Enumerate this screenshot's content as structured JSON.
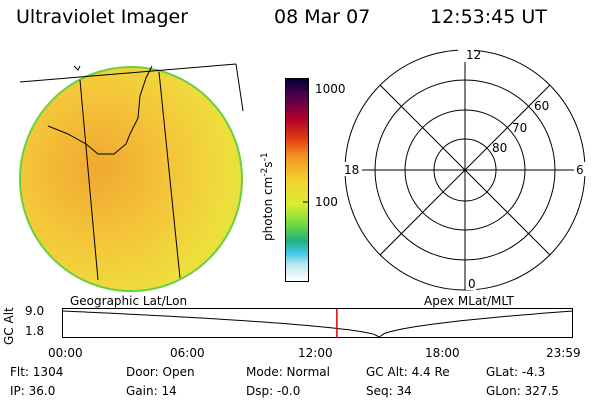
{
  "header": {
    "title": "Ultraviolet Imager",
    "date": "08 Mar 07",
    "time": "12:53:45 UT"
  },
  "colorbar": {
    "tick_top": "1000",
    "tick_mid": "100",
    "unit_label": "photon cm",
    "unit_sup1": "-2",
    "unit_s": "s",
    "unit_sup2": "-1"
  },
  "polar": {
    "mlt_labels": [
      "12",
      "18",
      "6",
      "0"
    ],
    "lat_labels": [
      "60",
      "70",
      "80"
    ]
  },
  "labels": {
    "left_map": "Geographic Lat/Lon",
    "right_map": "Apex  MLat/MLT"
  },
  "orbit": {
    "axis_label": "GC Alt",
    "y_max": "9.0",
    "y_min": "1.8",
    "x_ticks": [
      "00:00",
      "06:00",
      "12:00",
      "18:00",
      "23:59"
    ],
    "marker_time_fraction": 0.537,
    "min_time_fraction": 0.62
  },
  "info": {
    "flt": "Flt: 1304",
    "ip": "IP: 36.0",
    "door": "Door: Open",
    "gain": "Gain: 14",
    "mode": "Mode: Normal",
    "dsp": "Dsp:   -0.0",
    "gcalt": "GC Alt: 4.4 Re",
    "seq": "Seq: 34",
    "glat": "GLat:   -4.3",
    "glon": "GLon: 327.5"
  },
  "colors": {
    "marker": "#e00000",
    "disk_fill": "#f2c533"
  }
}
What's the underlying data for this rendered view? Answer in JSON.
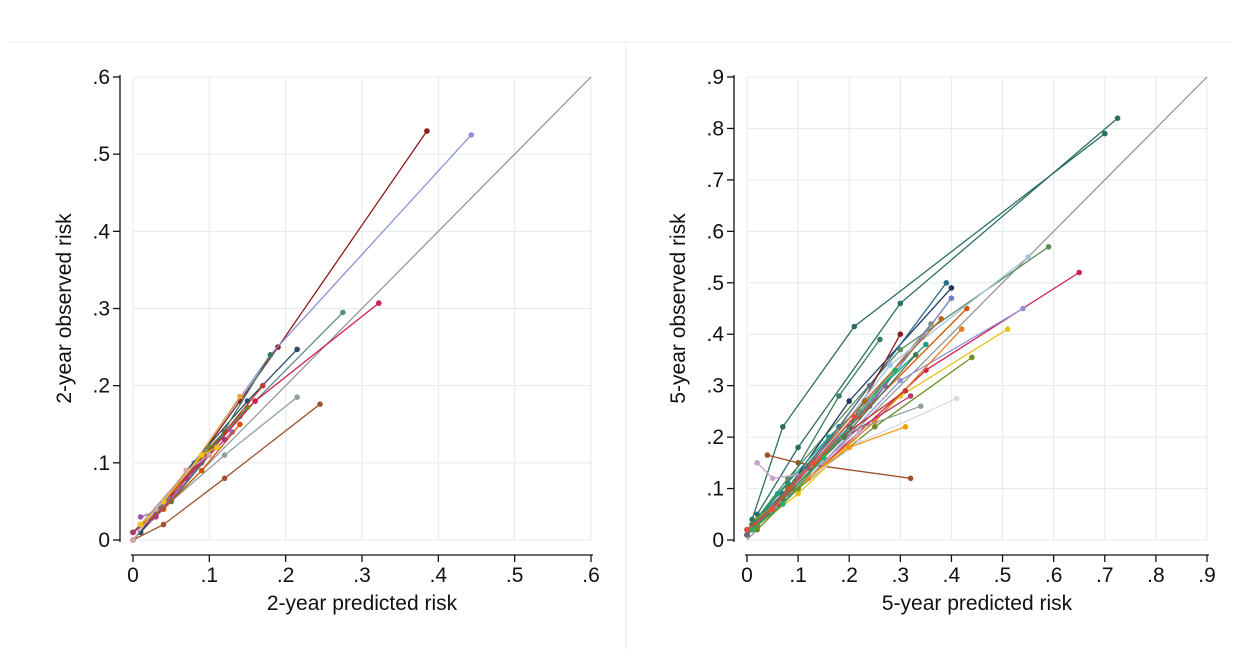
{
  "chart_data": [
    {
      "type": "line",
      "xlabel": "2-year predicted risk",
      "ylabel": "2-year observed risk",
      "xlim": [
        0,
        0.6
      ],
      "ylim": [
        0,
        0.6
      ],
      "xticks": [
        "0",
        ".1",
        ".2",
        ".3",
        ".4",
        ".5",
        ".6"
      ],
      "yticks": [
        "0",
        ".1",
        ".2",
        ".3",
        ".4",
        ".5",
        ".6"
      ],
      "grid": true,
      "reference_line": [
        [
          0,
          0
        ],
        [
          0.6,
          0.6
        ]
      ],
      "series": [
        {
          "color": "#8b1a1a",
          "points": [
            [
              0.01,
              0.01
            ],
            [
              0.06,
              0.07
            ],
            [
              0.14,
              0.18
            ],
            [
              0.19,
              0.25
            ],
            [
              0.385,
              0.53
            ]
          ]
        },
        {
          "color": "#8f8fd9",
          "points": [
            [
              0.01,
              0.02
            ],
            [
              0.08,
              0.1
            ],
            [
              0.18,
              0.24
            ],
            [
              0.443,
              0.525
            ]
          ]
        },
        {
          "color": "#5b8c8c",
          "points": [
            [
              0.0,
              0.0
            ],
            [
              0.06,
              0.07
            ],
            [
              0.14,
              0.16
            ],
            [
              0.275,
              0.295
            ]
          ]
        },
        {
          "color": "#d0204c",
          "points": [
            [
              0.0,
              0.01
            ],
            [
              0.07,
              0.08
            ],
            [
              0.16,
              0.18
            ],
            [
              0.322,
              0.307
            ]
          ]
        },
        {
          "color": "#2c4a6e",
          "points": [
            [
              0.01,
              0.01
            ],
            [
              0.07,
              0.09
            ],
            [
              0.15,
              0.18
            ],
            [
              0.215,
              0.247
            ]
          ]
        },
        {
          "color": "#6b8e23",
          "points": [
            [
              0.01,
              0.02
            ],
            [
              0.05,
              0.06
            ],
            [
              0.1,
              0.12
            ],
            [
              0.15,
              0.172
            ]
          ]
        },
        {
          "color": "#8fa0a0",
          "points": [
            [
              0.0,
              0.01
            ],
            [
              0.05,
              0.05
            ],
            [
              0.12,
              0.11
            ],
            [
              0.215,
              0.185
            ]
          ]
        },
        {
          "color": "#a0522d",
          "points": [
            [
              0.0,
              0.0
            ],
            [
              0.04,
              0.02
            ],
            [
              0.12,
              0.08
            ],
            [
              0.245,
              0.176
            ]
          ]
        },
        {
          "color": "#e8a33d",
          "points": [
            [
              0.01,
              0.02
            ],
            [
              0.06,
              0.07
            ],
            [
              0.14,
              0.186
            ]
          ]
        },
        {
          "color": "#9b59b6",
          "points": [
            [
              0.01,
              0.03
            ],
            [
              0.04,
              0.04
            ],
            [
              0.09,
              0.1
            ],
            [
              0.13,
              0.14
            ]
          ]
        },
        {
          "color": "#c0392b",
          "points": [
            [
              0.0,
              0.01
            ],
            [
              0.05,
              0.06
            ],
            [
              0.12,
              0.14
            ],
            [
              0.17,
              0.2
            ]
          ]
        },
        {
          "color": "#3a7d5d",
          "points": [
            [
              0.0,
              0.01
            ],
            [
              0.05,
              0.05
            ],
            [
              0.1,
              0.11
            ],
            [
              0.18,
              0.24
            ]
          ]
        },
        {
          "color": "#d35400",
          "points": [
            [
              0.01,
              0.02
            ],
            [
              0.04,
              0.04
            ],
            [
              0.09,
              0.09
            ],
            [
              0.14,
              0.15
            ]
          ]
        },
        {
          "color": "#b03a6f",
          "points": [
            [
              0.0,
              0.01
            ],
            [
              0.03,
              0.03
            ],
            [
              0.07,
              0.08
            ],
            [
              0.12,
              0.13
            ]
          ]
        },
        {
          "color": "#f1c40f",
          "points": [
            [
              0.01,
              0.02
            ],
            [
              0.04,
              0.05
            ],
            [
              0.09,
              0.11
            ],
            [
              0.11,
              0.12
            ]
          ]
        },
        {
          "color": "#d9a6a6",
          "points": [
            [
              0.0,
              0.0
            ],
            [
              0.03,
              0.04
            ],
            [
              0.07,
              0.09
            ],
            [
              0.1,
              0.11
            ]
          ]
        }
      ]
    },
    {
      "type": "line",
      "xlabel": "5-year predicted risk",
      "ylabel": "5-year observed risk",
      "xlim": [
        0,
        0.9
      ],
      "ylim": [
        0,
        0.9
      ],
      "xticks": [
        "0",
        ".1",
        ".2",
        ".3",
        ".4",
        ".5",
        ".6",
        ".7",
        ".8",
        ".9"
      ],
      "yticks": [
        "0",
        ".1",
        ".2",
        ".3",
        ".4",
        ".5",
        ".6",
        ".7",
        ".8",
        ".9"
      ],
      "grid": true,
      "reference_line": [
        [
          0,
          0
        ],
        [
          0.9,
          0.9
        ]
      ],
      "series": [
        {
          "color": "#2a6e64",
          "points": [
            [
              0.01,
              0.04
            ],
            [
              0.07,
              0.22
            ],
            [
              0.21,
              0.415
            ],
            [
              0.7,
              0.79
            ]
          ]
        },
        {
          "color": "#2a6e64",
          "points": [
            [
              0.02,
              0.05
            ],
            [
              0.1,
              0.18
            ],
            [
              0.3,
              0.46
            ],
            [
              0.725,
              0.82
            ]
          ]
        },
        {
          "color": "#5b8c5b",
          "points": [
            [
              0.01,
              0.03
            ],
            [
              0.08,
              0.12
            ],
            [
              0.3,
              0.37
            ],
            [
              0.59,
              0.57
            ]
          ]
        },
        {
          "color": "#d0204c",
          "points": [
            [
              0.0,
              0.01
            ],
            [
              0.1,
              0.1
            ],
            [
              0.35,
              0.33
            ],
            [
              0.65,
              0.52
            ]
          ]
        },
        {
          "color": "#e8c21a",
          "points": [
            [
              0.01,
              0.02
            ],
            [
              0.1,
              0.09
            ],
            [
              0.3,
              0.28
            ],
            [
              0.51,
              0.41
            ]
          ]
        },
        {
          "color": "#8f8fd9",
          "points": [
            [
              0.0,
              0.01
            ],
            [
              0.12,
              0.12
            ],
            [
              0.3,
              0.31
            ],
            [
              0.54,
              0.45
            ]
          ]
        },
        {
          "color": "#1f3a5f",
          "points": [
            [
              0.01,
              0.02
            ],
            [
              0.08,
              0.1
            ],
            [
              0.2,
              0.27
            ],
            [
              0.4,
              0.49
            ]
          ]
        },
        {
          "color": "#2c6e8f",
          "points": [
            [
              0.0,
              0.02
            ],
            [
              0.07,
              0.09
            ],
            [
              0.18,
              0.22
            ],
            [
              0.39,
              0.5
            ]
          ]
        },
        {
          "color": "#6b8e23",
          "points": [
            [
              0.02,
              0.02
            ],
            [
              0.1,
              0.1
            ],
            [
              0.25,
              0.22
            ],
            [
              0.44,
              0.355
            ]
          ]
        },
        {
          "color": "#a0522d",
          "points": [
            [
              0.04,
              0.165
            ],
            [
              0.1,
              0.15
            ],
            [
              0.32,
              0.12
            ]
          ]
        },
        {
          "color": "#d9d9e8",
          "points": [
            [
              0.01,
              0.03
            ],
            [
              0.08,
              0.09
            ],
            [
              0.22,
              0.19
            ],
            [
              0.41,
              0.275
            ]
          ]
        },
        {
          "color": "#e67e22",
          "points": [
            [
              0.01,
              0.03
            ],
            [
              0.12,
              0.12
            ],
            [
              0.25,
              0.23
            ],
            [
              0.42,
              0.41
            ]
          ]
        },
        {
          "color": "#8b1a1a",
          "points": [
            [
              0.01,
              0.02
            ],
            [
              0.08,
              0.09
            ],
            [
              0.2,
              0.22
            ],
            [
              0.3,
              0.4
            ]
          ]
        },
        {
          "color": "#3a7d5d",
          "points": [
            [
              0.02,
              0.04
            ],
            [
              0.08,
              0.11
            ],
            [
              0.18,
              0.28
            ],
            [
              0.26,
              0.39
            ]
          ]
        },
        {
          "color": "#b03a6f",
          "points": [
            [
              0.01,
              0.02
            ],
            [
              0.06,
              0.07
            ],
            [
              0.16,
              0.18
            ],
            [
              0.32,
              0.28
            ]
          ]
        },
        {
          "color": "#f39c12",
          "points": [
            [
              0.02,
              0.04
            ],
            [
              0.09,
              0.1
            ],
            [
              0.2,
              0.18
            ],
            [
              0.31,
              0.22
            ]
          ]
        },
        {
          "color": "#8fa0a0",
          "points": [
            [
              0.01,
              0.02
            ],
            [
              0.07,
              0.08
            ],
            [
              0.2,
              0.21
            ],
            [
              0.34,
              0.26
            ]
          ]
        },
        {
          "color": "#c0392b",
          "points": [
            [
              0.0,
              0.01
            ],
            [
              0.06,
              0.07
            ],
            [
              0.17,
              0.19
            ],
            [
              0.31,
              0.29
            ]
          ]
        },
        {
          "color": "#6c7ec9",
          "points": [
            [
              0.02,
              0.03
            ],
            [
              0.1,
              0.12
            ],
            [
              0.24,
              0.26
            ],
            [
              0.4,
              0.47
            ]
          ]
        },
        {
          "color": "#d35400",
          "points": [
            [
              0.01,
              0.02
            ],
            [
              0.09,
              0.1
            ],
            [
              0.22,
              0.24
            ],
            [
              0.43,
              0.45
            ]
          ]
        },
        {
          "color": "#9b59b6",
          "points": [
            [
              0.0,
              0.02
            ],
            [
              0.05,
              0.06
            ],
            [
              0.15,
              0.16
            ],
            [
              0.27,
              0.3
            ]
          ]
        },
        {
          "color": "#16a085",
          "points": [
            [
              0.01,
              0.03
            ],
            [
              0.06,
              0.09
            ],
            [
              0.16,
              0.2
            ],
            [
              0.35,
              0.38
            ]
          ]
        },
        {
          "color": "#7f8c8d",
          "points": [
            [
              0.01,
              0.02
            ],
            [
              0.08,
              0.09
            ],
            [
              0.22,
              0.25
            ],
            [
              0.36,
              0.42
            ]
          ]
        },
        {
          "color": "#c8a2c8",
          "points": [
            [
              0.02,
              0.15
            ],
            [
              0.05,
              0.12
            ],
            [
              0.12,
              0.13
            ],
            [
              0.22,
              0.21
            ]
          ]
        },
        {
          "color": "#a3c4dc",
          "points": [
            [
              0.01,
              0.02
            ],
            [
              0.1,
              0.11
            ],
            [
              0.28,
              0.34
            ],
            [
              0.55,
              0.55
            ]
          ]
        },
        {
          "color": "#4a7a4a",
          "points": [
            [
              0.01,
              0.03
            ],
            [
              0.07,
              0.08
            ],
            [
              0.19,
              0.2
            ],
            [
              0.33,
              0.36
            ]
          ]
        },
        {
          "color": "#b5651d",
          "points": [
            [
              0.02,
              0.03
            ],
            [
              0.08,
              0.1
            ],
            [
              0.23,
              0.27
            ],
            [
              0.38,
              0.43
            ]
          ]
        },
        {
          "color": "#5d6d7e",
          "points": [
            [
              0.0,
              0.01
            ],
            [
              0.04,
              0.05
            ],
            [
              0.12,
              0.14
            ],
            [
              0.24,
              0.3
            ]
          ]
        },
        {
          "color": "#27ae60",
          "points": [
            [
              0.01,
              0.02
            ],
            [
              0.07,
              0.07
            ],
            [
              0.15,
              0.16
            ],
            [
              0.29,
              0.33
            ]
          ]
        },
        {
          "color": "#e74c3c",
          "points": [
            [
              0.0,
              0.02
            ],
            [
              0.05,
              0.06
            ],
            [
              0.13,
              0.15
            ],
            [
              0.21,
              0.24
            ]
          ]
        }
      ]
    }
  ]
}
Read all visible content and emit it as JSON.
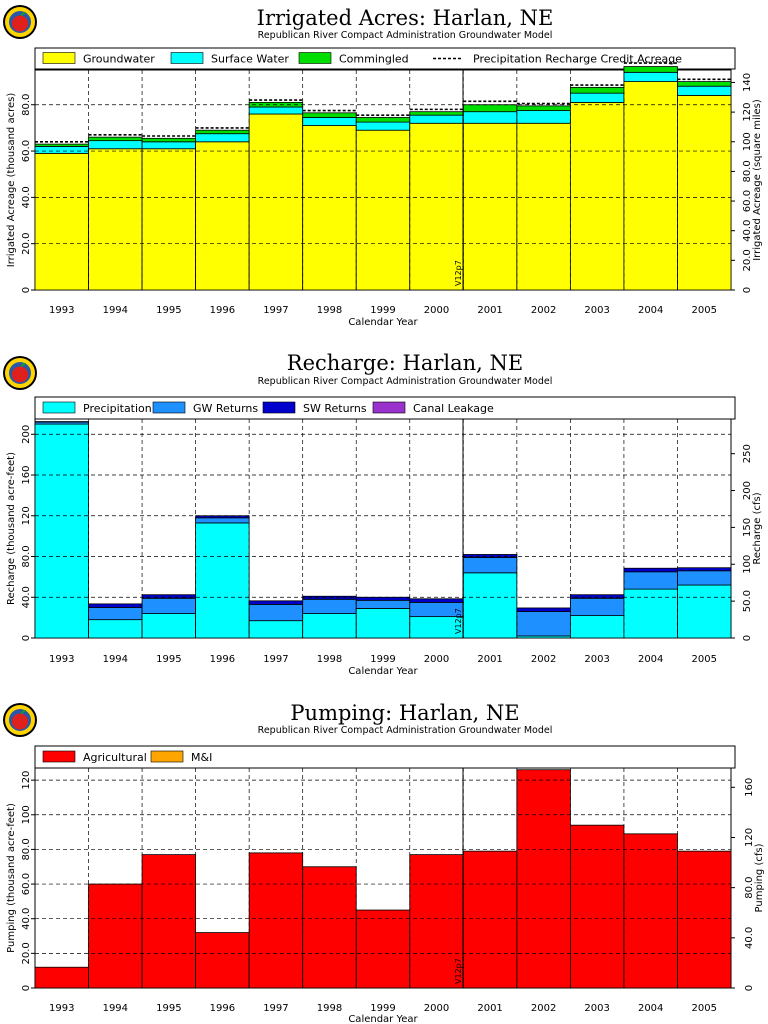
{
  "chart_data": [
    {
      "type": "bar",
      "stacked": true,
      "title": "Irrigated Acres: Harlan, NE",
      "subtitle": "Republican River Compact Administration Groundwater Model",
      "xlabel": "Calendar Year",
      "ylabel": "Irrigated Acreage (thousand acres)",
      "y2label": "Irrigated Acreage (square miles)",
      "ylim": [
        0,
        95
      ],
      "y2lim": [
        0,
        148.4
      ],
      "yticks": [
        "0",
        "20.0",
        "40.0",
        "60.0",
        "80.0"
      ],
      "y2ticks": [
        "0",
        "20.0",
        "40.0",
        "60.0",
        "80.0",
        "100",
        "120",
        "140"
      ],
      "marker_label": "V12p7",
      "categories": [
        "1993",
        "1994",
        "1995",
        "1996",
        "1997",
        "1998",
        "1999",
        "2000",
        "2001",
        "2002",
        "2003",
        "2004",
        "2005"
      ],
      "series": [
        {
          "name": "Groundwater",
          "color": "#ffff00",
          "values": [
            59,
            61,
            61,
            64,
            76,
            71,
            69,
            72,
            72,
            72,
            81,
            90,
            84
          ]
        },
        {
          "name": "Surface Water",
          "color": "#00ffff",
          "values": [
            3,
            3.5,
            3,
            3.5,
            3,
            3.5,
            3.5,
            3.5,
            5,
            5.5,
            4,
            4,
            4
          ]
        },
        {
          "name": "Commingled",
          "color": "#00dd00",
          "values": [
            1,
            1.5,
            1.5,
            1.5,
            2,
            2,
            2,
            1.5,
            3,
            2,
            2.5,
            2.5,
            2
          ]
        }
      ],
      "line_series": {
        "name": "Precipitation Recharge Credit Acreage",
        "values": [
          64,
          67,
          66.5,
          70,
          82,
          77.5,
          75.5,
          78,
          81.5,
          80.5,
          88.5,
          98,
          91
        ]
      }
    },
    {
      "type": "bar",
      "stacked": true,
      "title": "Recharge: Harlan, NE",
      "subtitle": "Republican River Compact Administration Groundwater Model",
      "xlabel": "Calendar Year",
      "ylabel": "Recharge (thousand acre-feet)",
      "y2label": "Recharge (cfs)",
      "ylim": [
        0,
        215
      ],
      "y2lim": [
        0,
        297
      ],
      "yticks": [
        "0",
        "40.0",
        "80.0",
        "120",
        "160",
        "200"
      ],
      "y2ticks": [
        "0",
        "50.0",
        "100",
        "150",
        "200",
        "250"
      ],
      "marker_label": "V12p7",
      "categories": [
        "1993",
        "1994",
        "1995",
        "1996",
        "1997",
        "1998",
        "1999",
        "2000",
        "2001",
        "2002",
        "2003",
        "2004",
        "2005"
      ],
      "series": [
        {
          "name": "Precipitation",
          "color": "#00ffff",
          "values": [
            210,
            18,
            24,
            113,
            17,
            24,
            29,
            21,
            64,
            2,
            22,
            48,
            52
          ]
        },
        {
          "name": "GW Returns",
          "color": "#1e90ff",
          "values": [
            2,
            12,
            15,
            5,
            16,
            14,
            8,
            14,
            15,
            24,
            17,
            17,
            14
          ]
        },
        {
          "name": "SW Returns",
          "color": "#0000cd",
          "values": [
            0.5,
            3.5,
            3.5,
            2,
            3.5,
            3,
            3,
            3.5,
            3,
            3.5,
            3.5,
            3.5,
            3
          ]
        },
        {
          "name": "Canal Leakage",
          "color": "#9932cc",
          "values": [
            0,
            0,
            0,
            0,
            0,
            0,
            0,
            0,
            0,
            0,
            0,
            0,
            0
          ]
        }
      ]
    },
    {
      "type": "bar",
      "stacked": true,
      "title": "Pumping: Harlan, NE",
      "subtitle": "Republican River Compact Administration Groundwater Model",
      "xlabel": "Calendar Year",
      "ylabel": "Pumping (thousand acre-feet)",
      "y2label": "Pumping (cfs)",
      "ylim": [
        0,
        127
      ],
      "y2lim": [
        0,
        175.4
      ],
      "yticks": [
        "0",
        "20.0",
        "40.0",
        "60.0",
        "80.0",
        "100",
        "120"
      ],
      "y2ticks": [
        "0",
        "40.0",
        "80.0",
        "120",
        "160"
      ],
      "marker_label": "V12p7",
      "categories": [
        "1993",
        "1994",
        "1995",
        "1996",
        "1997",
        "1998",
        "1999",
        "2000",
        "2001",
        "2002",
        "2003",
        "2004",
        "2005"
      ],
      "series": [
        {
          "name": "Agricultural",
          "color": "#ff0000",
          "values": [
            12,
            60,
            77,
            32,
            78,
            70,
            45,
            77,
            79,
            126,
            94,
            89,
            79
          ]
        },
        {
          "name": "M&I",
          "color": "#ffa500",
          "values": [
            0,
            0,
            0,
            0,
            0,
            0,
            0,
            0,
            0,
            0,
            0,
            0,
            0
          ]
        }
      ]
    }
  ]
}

**Exercise**.
Determine how many lines of the listing above hold the word "Harlan". Report that number without anything else.

**Expected answer**.
3